__Set exercise__. Extract all data as written.

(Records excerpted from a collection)
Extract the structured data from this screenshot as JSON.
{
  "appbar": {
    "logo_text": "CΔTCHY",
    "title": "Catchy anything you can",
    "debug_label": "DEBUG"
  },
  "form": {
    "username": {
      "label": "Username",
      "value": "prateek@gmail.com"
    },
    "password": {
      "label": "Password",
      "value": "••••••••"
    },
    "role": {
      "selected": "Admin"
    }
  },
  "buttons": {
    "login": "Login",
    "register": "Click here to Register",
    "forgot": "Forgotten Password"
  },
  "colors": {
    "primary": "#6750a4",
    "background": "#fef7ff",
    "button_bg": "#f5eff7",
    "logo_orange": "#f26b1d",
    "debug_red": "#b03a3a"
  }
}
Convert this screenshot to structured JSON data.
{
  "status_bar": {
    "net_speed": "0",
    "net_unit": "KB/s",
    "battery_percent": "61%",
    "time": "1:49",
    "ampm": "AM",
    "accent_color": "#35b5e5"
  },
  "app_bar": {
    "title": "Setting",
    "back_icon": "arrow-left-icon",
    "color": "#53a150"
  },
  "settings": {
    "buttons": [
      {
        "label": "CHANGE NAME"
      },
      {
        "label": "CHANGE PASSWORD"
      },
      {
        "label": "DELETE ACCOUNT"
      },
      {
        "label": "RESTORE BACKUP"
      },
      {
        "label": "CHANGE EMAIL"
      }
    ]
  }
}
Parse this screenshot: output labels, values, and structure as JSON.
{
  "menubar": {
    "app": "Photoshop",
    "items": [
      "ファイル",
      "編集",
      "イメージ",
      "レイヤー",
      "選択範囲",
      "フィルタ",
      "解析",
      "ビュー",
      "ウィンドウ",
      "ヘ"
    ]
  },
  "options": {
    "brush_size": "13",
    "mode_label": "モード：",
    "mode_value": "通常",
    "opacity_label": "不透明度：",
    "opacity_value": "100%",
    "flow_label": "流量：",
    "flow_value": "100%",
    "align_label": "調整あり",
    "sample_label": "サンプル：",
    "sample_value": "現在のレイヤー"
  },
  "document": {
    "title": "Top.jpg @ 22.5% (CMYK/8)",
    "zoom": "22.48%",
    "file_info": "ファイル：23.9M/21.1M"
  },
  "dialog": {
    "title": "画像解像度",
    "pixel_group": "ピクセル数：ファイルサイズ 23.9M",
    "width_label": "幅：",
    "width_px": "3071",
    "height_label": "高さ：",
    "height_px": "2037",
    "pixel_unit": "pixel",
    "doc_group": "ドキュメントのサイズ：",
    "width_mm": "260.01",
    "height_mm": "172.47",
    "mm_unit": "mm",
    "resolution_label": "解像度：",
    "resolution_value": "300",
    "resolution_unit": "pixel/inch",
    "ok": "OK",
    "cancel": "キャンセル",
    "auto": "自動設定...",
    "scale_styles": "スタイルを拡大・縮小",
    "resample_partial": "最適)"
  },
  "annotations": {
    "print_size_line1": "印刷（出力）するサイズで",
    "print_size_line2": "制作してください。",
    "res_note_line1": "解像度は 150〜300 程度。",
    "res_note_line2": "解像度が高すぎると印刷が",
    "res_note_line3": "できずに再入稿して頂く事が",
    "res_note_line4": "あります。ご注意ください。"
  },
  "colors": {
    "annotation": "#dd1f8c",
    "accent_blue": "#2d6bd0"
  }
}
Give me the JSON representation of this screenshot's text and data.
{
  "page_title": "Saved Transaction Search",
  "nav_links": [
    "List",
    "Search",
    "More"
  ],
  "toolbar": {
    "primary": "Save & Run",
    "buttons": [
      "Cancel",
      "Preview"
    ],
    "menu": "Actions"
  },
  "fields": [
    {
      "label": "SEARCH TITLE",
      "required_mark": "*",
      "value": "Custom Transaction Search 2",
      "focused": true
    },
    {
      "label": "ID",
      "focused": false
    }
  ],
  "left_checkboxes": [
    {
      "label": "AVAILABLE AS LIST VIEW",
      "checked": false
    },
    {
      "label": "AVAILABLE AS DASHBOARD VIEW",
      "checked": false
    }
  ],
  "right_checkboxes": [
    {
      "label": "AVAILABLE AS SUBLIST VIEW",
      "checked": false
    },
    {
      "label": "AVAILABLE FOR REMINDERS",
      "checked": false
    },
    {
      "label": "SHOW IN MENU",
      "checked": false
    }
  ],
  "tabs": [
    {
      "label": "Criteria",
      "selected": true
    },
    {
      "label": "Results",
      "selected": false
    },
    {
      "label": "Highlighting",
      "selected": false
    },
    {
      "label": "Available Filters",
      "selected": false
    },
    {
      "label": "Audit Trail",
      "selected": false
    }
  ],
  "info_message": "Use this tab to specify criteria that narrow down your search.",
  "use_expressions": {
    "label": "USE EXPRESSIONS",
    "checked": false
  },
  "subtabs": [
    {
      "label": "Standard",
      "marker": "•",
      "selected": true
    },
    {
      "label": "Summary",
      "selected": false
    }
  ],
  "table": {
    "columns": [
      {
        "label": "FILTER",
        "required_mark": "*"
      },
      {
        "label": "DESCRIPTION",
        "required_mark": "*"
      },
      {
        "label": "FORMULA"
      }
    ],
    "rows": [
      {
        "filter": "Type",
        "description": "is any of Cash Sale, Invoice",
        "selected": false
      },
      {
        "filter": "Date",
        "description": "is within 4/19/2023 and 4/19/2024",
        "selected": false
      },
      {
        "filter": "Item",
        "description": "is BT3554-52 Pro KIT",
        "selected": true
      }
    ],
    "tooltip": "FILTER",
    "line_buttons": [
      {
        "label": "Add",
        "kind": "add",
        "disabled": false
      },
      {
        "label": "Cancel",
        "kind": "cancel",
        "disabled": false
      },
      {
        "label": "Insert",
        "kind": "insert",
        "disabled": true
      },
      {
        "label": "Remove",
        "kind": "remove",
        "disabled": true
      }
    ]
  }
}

__Completed task__.
Extract the structured data from this screenshot as JSON.
{
  "appbar": {
    "logo_text": "CΔTCHY",
    "title": "Catchy anything you can",
    "debug_label": "DEBUG"
  },
  "form": {
    "username": {
      "label": "Username",
      "value": "prateek@gmail.com"
    },
    "password": {
      "label": "Password",
      "value": "••••••••"
    },
    "role": {
      "selected": "Admin"
    }
  },
  "buttons": {
    "login": "Login",
    "register": "Click here to Register",
    "forgot": "Forgotten Password"
  },
  "colors": {
    "primary": "#6750a4",
    "background": "#fef7ff",
    "button_bg": "#f5eff7",
    "logo_orange": "#f26b1d",
    "debug_red": "#b03a3a"
  }
}
Convert this screenshot to structured JSON data.
{
  "status_bar": {
    "net_speed": "0",
    "net_unit": "KB/s",
    "battery_percent": "61%",
    "time": "1:49",
    "ampm": "AM",
    "accent_color": "#35b5e5"
  },
  "app_bar": {
    "title": "Setting",
    "back_icon": "arrow-left-icon",
    "color": "#53a150"
  },
  "settings": {
    "buttons": [
      {
        "label": "CHANGE NAME"
      },
      {
        "label": "CHANGE PASSWORD"
      },
      {
        "label": "DELETE ACCOUNT"
      },
      {
        "label": "RESTORE BACKUP"
      },
      {
        "label": "CHANGE EMAIL"
      }
    ]
  }
}
Parse this screenshot: output labels, values, and structure as JSON.
{
  "menubar": {
    "app": "Photoshop",
    "items": [
      "ファイル",
      "編集",
      "イメージ",
      "レイヤー",
      "選択範囲",
      "フィルタ",
      "解析",
      "ビュー",
      "ウィンドウ",
      "ヘ"
    ]
  },
  "options": {
    "brush_size": "13",
    "mode_label": "モード：",
    "mode_value": "通常",
    "opacity_label": "不透明度：",
    "opacity_value": "100%",
    "flow_label": "流量：",
    "flow_value": "100%",
    "align_label": "調整あり",
    "sample_label": "サンプル：",
    "sample_value": "現在のレイヤー"
  },
  "document": {
    "title": "Top.jpg @ 22.5% (CMYK/8)",
    "zoom": "22.48%",
    "file_info": "ファイル：23.9M/21.1M"
  },
  "dialog": {
    "title": "画像解像度",
    "pixel_group": "ピクセル数：ファイルサイズ 23.9M",
    "width_label": "幅：",
    "width_px": "3071",
    "height_label": "高さ：",
    "height_px": "2037",
    "pixel_unit": "pixel",
    "doc_group": "ドキュメントのサイズ：",
    "width_mm": "260.01",
    "height_mm": "172.47",
    "mm_unit": "mm",
    "resolution_label": "解像度：",
    "resolution_value": "300",
    "resolution_unit": "pixel/inch",
    "ok": "OK",
    "cancel": "キャンセル",
    "auto": "自動設定...",
    "scale_styles": "スタイルを拡大・縮小",
    "resample_partial": "最適)"
  },
  "annotations": {
    "print_size_line1": "印刷（出力）するサイズで",
    "print_size_line2": "制作してください。",
    "res_note_line1": "解像度は 150〜300 程度。",
    "res_note_line2": "解像度が高すぎると印刷が",
    "res_note_line3": "できずに再入稿して頂く事が",
    "res_note_line4": "あります。ご注意ください。"
  },
  "colors": {
    "annotation": "#dd1f8c",
    "accent_blue": "#2d6bd0"
  }
}
Give me the JSON representation of this screenshot's text and data.
{
  "page_title": "Saved Transaction Search",
  "nav_links": [
    "List",
    "Search",
    "More"
  ],
  "toolbar": {
    "primary": "Save & Run",
    "buttons": [
      "Cancel",
      "Preview"
    ],
    "menu": "Actions"
  },
  "fields": [
    {
      "label": "SEARCH TITLE",
      "required_mark": "*",
      "value": "Custom Transaction Search 2",
      "focused": true
    },
    {
      "label": "ID",
      "focused": false
    }
  ],
  "left_checkboxes": [
    {
      "label": "AVAILABLE AS LIST VIEW",
      "checked": false
    },
    {
      "label": "AVAILABLE AS DASHBOARD VIEW",
      "checked": false
    }
  ],
  "right_checkboxes": [
    {
      "label": "AVAILABLE AS SUBLIST VIEW",
      "checked": false
    },
    {
      "label": "AVAILABLE FOR REMINDERS",
      "checked": false
    },
    {
      "label": "SHOW IN MENU",
      "checked": false
    }
  ],
  "tabs": [
    {
      "label": "Criteria",
      "selected": true
    },
    {
      "label": "Results",
      "selected": false
    },
    {
      "label": "Highlighting",
      "selected": false
    },
    {
      "label": "Available Filters",
      "selected": false
    },
    {
      "label": "Audit Trail",
      "selected": false
    }
  ],
  "info_message": "Use this tab to specify criteria that narrow down your search.",
  "use_expressions": {
    "label": "USE EXPRESSIONS",
    "checked": false
  },
  "subtabs": [
    {
      "label": "Standard",
      "marker": "•",
      "selected": true
    },
    {
      "label": "Summary",
      "selected": false
    }
  ],
  "table": {
    "columns": [
      {
        "label": "FILTER",
        "required_mark": "*"
      },
      {
        "label": "DESCRIPTION",
        "required_mark": "*"
      },
      {
        "label": "FORMULA"
      }
    ],
    "rows": [
      {
        "filter": "Type",
        "description": "is any of Cash Sale, Invoice",
        "selected": false
      },
      {
        "filter": "Date",
        "description": "is within 4/19/2023 and 4/19/2024",
        "selected": false
      },
      {
        "filter": "Item",
        "description": "is BT3554-52 Pro KIT",
        "selected": true
      }
    ],
    "tooltip": "FILTER",
    "line_buttons": [
      {
        "label": "Add",
        "kind": "add",
        "disabled": false
      },
      {
        "label": "Cancel",
        "kind": "cancel",
        "disabled": false
      },
      {
        "label": "Insert",
        "kind": "insert",
        "disabled": true
      },
      {
        "label": "Remove",
        "kind": "remove",
        "disabled": true
      }
    ]
  }
}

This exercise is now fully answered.